WRITTEN TASK: Find the word "temperature" in the records below. List each line containing it.

TASK INPUT:
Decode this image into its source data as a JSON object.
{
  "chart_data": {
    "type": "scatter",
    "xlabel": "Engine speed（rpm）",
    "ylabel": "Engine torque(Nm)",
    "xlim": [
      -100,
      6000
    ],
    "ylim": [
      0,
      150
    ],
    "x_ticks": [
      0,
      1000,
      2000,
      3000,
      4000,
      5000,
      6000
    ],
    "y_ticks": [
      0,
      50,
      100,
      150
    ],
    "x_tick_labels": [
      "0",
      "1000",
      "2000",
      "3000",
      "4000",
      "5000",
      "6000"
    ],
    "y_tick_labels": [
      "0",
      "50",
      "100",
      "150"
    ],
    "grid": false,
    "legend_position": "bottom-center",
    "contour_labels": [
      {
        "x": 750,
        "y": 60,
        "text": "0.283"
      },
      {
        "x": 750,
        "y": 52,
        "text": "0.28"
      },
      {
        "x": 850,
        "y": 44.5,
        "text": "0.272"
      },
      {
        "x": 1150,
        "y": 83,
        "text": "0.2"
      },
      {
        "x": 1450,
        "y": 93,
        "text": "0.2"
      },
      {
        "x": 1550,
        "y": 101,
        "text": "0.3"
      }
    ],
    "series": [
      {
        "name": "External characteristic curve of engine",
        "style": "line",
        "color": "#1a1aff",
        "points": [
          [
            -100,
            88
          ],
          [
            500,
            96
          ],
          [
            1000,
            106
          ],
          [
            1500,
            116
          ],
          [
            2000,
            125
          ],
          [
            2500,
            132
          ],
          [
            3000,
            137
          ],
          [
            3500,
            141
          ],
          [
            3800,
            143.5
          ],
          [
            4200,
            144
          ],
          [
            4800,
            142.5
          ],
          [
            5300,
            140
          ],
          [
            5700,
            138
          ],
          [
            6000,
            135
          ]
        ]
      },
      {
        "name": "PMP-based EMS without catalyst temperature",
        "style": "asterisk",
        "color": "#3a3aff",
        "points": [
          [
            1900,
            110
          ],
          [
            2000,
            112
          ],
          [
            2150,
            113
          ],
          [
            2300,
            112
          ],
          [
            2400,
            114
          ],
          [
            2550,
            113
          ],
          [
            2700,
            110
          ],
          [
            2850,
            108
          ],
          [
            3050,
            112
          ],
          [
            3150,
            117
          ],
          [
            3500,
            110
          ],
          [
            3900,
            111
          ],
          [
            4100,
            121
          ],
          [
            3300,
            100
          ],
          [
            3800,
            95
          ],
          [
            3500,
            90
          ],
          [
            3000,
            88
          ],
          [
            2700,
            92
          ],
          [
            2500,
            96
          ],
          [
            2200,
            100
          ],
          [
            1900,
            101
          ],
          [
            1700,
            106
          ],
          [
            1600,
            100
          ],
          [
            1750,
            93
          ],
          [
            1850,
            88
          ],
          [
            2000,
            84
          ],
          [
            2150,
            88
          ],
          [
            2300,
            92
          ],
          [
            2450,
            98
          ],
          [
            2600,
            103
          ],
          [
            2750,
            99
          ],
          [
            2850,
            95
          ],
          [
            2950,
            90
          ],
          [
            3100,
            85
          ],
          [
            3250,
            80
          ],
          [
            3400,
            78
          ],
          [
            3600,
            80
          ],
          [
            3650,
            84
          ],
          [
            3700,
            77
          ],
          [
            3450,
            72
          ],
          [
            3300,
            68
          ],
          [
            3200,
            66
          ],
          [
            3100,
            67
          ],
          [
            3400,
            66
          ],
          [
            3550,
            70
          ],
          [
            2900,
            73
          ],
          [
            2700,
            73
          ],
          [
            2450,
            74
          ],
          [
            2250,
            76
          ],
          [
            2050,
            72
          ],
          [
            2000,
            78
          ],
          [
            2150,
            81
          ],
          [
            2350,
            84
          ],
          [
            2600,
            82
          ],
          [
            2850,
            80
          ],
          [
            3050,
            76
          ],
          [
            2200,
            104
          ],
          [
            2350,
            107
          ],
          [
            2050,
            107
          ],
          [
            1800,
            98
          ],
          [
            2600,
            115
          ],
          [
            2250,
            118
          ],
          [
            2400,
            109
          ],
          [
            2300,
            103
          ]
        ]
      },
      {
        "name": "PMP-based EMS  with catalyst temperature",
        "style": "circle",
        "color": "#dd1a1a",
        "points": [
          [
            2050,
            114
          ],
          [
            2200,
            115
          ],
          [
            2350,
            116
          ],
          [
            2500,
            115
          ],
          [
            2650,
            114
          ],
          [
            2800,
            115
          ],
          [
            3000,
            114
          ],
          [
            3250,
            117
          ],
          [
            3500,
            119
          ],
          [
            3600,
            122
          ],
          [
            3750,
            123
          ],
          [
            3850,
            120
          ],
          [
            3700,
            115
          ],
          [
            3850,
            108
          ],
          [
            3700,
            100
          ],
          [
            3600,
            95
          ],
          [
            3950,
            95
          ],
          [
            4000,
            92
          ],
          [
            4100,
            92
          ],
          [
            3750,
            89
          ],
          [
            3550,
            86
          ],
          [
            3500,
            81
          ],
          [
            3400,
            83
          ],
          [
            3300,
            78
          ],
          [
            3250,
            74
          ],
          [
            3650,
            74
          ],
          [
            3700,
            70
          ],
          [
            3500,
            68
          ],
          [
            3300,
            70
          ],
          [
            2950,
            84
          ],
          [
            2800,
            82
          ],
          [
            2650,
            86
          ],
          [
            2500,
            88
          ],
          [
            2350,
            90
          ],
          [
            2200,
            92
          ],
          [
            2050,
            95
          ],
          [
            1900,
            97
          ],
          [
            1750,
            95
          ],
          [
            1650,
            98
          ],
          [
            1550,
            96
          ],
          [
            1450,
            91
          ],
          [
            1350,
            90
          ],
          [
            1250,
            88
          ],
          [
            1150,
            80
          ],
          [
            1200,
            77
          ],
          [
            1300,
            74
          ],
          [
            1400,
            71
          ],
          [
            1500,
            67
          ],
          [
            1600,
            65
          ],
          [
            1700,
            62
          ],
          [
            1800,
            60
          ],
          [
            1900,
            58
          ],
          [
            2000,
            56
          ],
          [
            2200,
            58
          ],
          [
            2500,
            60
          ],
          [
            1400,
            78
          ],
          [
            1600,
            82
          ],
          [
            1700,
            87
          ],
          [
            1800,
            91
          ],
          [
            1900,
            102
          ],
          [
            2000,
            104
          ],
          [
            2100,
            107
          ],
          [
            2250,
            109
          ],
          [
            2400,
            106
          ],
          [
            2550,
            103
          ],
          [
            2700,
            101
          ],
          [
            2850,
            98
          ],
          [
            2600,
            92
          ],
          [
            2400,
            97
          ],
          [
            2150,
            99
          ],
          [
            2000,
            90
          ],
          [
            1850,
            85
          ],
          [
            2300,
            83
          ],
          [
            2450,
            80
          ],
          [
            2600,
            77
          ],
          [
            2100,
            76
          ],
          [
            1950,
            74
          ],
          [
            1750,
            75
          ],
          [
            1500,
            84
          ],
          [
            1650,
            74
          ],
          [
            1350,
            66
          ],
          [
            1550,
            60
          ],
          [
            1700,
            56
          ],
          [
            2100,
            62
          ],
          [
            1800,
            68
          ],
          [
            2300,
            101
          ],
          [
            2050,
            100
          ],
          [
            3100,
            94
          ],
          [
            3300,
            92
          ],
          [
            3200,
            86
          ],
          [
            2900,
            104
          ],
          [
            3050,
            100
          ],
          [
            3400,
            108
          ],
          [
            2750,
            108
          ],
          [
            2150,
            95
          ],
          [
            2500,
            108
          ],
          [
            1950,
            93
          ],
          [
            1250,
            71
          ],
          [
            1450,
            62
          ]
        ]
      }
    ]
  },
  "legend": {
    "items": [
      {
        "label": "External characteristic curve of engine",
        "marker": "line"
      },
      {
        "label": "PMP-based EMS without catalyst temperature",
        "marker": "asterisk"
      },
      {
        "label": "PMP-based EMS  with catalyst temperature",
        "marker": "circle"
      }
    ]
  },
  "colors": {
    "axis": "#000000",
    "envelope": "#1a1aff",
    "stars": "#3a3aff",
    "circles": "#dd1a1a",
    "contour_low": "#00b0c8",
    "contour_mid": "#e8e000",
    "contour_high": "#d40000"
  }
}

TASK RESULT:
        "name": "PMP-based EMS without catalyst temperature",
        "name": "PMP-based EMS  with catalyst temperature",
        "label": "PMP-based EMS without catalyst temperature",
        "label": "PMP-based EMS  with catalyst temperature",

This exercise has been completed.